Task instructions: The records below must be duplicated exactly, character for character.

Data for processing:
——

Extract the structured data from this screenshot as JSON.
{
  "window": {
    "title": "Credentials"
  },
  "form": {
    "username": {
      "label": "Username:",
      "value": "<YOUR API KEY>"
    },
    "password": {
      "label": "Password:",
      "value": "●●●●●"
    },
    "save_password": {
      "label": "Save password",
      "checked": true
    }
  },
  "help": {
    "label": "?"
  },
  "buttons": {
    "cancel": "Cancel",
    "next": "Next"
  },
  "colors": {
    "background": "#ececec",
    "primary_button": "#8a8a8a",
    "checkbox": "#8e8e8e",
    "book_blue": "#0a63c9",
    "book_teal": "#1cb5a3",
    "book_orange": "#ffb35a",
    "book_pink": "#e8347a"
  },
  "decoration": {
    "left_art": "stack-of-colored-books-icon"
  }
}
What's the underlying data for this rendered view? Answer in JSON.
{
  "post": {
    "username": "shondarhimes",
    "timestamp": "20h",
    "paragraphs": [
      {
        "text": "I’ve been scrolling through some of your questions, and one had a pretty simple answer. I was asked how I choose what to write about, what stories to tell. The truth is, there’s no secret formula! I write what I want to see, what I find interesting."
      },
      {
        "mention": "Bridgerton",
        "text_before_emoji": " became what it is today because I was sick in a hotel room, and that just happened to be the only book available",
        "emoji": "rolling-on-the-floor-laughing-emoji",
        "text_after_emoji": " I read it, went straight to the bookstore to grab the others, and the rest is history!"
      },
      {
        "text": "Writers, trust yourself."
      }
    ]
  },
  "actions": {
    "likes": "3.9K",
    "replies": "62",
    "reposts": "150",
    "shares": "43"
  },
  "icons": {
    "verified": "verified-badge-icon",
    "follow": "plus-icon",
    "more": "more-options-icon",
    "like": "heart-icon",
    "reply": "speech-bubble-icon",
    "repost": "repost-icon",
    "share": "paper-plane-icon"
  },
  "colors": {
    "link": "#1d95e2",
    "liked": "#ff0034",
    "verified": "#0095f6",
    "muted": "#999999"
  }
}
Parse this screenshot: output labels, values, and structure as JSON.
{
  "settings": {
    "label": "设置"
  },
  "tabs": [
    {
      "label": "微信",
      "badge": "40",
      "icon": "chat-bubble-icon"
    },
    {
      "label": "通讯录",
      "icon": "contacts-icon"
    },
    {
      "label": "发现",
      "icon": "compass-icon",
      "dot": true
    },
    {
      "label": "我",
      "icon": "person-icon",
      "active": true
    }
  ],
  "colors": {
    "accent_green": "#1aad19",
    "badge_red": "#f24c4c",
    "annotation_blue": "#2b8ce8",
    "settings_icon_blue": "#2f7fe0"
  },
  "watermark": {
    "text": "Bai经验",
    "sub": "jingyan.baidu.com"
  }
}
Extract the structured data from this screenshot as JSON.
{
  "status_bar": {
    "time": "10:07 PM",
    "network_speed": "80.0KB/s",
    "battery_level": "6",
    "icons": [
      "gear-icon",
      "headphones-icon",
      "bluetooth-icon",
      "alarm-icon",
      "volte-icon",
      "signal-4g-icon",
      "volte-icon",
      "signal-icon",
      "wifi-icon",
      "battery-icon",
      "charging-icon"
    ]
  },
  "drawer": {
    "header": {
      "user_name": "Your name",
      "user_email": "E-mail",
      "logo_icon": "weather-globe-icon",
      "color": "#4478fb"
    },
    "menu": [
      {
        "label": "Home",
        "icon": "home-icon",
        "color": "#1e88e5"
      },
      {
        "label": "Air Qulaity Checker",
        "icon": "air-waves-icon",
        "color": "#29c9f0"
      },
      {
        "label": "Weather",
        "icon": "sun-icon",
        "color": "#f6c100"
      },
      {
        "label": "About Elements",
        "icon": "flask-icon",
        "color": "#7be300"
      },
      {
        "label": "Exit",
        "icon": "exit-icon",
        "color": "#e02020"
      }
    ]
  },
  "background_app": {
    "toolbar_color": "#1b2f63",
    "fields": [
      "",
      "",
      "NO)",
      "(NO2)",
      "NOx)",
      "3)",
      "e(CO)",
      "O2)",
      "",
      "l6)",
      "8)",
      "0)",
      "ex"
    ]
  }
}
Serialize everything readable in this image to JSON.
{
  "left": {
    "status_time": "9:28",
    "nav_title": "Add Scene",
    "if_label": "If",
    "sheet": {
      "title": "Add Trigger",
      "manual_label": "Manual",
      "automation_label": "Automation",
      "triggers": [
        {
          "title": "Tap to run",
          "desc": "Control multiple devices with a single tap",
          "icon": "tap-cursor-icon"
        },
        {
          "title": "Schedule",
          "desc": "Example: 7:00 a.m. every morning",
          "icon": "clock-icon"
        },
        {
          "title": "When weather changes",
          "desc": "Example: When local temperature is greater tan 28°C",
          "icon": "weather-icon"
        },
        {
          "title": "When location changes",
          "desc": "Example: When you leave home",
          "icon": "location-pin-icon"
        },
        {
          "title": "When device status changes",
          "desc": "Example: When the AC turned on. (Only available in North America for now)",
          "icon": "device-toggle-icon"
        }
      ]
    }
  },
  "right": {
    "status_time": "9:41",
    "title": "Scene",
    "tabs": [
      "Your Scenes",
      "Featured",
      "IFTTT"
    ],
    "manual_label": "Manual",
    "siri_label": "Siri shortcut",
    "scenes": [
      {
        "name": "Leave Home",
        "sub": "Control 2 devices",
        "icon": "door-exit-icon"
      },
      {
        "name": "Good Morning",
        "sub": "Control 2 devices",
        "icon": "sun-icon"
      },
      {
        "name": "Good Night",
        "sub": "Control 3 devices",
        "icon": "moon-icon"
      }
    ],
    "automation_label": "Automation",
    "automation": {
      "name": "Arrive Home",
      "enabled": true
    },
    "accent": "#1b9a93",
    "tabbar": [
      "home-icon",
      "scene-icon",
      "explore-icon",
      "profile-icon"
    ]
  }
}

——

Result:
Extract the structured data from this screenshot as JSON.
{
  "window": {
    "title": "Credentials"
  },
  "form": {
    "username": {
      "label": "Username:",
      "value": "<YOUR API KEY>"
    },
    "password": {
      "label": "Password:",
      "value": "●●●●●"
    },
    "save_password": {
      "label": "Save password",
      "checked": true
    }
  },
  "help": {
    "label": "?"
  },
  "buttons": {
    "cancel": "Cancel",
    "next": "Next"
  },
  "colors": {
    "background": "#ececec",
    "primary_button": "#8a8a8a",
    "checkbox": "#8e8e8e",
    "book_blue": "#0a63c9",
    "book_teal": "#1cb5a3",
    "book_orange": "#ffb35a",
    "book_pink": "#e8347a"
  },
  "decoration": {
    "left_art": "stack-of-colored-books-icon"
  }
}
What's the underlying data for this rendered view? Answer in JSON.
{
  "post": {
    "username": "shondarhimes",
    "timestamp": "20h",
    "paragraphs": [
      {
        "text": "I’ve been scrolling through some of your questions, and one had a pretty simple answer. I was asked how I choose what to write about, what stories to tell. The truth is, there’s no secret formula! I write what I want to see, what I find interesting."
      },
      {
        "mention": "Bridgerton",
        "text_before_emoji": " became what it is today because I was sick in a hotel room, and that just happened to be the only book available",
        "emoji": "rolling-on-the-floor-laughing-emoji",
        "text_after_emoji": " I read it, went straight to the bookstore to grab the others, and the rest is history!"
      },
      {
        "text": "Writers, trust yourself."
      }
    ]
  },
  "actions": {
    "likes": "3.9K",
    "replies": "62",
    "reposts": "150",
    "shares": "43"
  },
  "icons": {
    "verified": "verified-badge-icon",
    "follow": "plus-icon",
    "more": "more-options-icon",
    "like": "heart-icon",
    "reply": "speech-bubble-icon",
    "repost": "repost-icon",
    "share": "paper-plane-icon"
  },
  "colors": {
    "link": "#1d95e2",
    "liked": "#ff0034",
    "verified": "#0095f6",
    "muted": "#999999"
  }
}
Parse this screenshot: output labels, values, and structure as JSON.
{
  "settings": {
    "label": "设置"
  },
  "tabs": [
    {
      "label": "微信",
      "badge": "40",
      "icon": "chat-bubble-icon"
    },
    {
      "label": "通讯录",
      "icon": "contacts-icon"
    },
    {
      "label": "发现",
      "icon": "compass-icon",
      "dot": true
    },
    {
      "label": "我",
      "icon": "person-icon",
      "active": true
    }
  ],
  "colors": {
    "accent_green": "#1aad19",
    "badge_red": "#f24c4c",
    "annotation_blue": "#2b8ce8",
    "settings_icon_blue": "#2f7fe0"
  },
  "watermark": {
    "text": "Bai经验",
    "sub": "jingyan.baidu.com"
  }
}
Extract the structured data from this screenshot as JSON.
{
  "status_bar": {
    "time": "10:07 PM",
    "network_speed": "80.0KB/s",
    "battery_level": "6",
    "icons": [
      "gear-icon",
      "headphones-icon",
      "bluetooth-icon",
      "alarm-icon",
      "volte-icon",
      "signal-4g-icon",
      "volte-icon",
      "signal-icon",
      "wifi-icon",
      "battery-icon",
      "charging-icon"
    ]
  },
  "drawer": {
    "header": {
      "user_name": "Your name",
      "user_email": "E-mail",
      "logo_icon": "weather-globe-icon",
      "color": "#4478fb"
    },
    "menu": [
      {
        "label": "Home",
        "icon": "home-icon",
        "color": "#1e88e5"
      },
      {
        "label": "Air Qulaity Checker",
        "icon": "air-waves-icon",
        "color": "#29c9f0"
      },
      {
        "label": "Weather",
        "icon": "sun-icon",
        "color": "#f6c100"
      },
      {
        "label": "About Elements",
        "icon": "flask-icon",
        "color": "#7be300"
      },
      {
        "label": "Exit",
        "icon": "exit-icon",
        "color": "#e02020"
      }
    ]
  },
  "background_app": {
    "toolbar_color": "#1b2f63",
    "fields": [
      "",
      "",
      "NO)",
      "(NO2)",
      "NOx)",
      "3)",
      "e(CO)",
      "O2)",
      "",
      "l6)",
      "8)",
      "0)",
      "ex"
    ]
  }
}
Serialize everything readable in this image to JSON.
{
  "left": {
    "status_time": "9:28",
    "nav_title": "Add Scene",
    "if_label": "If",
    "sheet": {
      "title": "Add Trigger",
      "manual_label": "Manual",
      "automation_label": "Automation",
      "triggers": [
        {
          "title": "Tap to run",
          "desc": "Control multiple devices with a single tap",
          "icon": "tap-cursor-icon"
        },
        {
          "title": "Schedule",
          "desc": "Example: 7:00 a.m. every morning",
          "icon": "clock-icon"
        },
        {
          "title": "When weather changes",
          "desc": "Example: When local temperature is greater tan 28°C",
          "icon": "weather-icon"
        },
        {
          "title": "When location changes",
          "desc": "Example: When you leave home",
          "icon": "location-pin-icon"
        },
        {
          "title": "When device status changes",
          "desc": "Example: When the AC turned on. (Only available in North America for now)",
          "icon": "device-toggle-icon"
        }
      ]
    }
  },
  "right": {
    "status_time": "9:41",
    "title": "Scene",
    "tabs": [
      "Your Scenes",
      "Featured",
      "IFTTT"
    ],
    "manual_label": "Manual",
    "siri_label": "Siri shortcut",
    "scenes": [
      {
        "name": "Leave Home",
        "sub": "Control 2 devices",
        "icon": "door-exit-icon"
      },
      {
        "name": "Good Morning",
        "sub": "Control 2 devices",
        "icon": "sun-icon"
      },
      {
        "name": "Good Night",
        "sub": "Control 3 devices",
        "icon": "moon-icon"
      }
    ],
    "automation_label": "Automation",
    "automation": {
      "name": "Arrive Home",
      "enabled": true
    },
    "accent": "#1b9a93",
    "tabbar": [
      "home-icon",
      "scene-icon",
      "explore-icon",
      "profile-icon"
    ]
  }
}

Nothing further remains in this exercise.